___ STORED ROWS

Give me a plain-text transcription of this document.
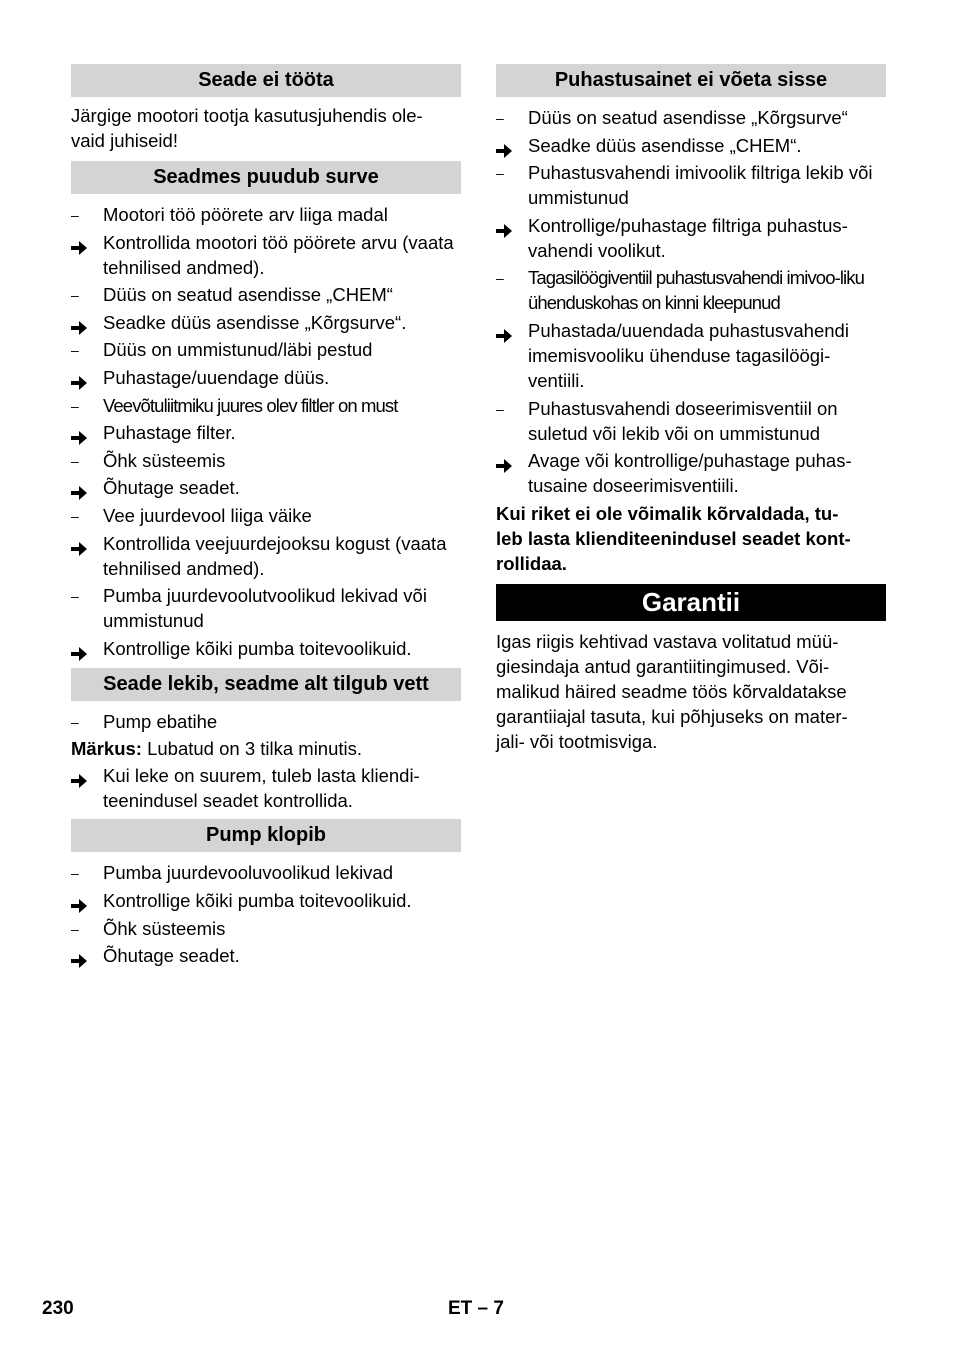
Seade ei tööta

Järgige mootori tootja kasutusjuhendis ole-
vaid juhiseid!

Seadmes puudub surve
–	Mootori töö pöörete arv liiga madal
Kontrollida mootori töö pöörete arvu (vaata tehnilised andmed).
–	Düüs on seatud asendisse „CHEM“
Seadke düüs asendisse „Kõrgsurve“.
–	Düüs on ummistunud/läbi pestud
Puhastage/uuendage düüs.
–	Veevõtuliitmiku juures olev filtler on must
Puhastage filter.
–	Õhk süsteemis
Õhutage seadet.
–	Vee juurdevool liiga väike
Kontrollida veejuurdejooksu kogust (vaata tehnilised andmed).
–	Pumba juurdevoolutvoolikud lekivad või ummistunud
Kontrollige kõiki pumba toitevoolikuid.
Seade lekib, seadme alt tilgub vett
–	Pump ebatihe

Märkus: Lubatud on 3 tilka minutis.

Kui leke on suurem, tuleb lasta kliendi-
teenindusel seadet kontrollida.
Pump klopib
–	Pumba juurdevooluvoolikud lekivad
Kontrollige kõiki pumba toitevoolikuid.
–	Õhk süsteemis
Õhutage seadet.
Puhastusainet ei võeta sisse
–	Düüs on seatud asendisse „Kõrgsurve“
Seadke düüs asendisse „CHEM“.
–	Puhastusvahendi imivoolik filtriga lekib või ummistunud
Kontrollige/puhastage filtriga puhastus-vahendi voolikut.
–	Tagasilöögiventiil puhastusvahendi imivoo-liku ühenduskohas on kinni kleepunud
Puhastada/uuendada puhastusvahendi imemisvooliku ühenduse tagasilöögi-ventiili.
–	Puhastusvahendi doseerimisventiil on suletud või lekib või on ummistunud
Avage või kontrollige/puhastage puhas-tusaine doseerimisventiili.

Kui riket ei ole võimalik kõrvaldada, tu-
leb lasta klienditeenindusel seadet kont-
rollidaa.

Garantii

Igas riigis kehtivad vastava volitatud müü-
giesindaja antud garantiitingimused. Või-
malikud häired seadme töös kõrvaldatakse
garantiiajal tasuta, kui põhjuseks on mater-
jali- või tootmisviga.

230	ET – 7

______

### [TASK DETAILS]
All the records need to be repeated exactly, with the images dropped.

### [COMPLETED EXERCISE]
Give me a plain-text transcription of this document.
Seade ei tööta

Järgige mootori tootja kasutusjuhendis ole-
vaid juhiseid!

Seadmes puudub surve
–	Mootori töö pöörete arv liiga madal
Kontrollida mootori töö pöörete arvu (vaata tehnilised andmed).
–	Düüs on seatud asendisse „CHEM“
Seadke düüs asendisse „Kõrgsurve“.
–	Düüs on ummistunud/läbi pestud
Puhastage/uuendage düüs.
–	Veevõtuliitmiku juures olev filtler on must
Puhastage filter.
–	Õhk süsteemis
Õhutage seadet.
–	Vee juurdevool liiga väike
Kontrollida veejuurdejooksu kogust (vaata tehnilised andmed).
–	Pumba juurdevoolutvoolikud lekivad või ummistunud
Kontrollige kõiki pumba toitevoolikuid.
Seade lekib, seadme alt tilgub vett
–	Pump ebatihe

Märkus: Lubatud on 3 tilka minutis.

Kui leke on suurem, tuleb lasta kliendi-
teenindusel seadet kontrollida.
Pump klopib
–	Pumba juurdevooluvoolikud lekivad
Kontrollige kõiki pumba toitevoolikuid.
–	Õhk süsteemis
Õhutage seadet.
Puhastusainet ei võeta sisse
–	Düüs on seatud asendisse „Kõrgsurve“
Seadke düüs asendisse „CHEM“.
–	Puhastusvahendi imivoolik filtriga lekib või ummistunud
Kontrollige/puhastage filtriga puhastus-vahendi voolikut.
–	Tagasilöögiventiil puhastusvahendi imivoo-liku ühenduskohas on kinni kleepunud
Puhastada/uuendada puhastusvahendi imemisvooliku ühenduse tagasilöögi-ventiili.
–	Puhastusvahendi doseerimisventiil on suletud või lekib või on ummistunud
Avage või kontrollige/puhastage puhas-tusaine doseerimisventiili.

Kui riket ei ole võimalik kõrvaldada, tu-
leb lasta klienditeenindusel seadet kont-
rollidaa.

Garantii

Igas riigis kehtivad vastava volitatud müü-
giesindaja antud garantiitingimused. Või-
malikud häired seadme töös kõrvaldatakse
garantiiajal tasuta, kui põhjuseks on mater-
jali- või tootmisviga.

230	ET – 7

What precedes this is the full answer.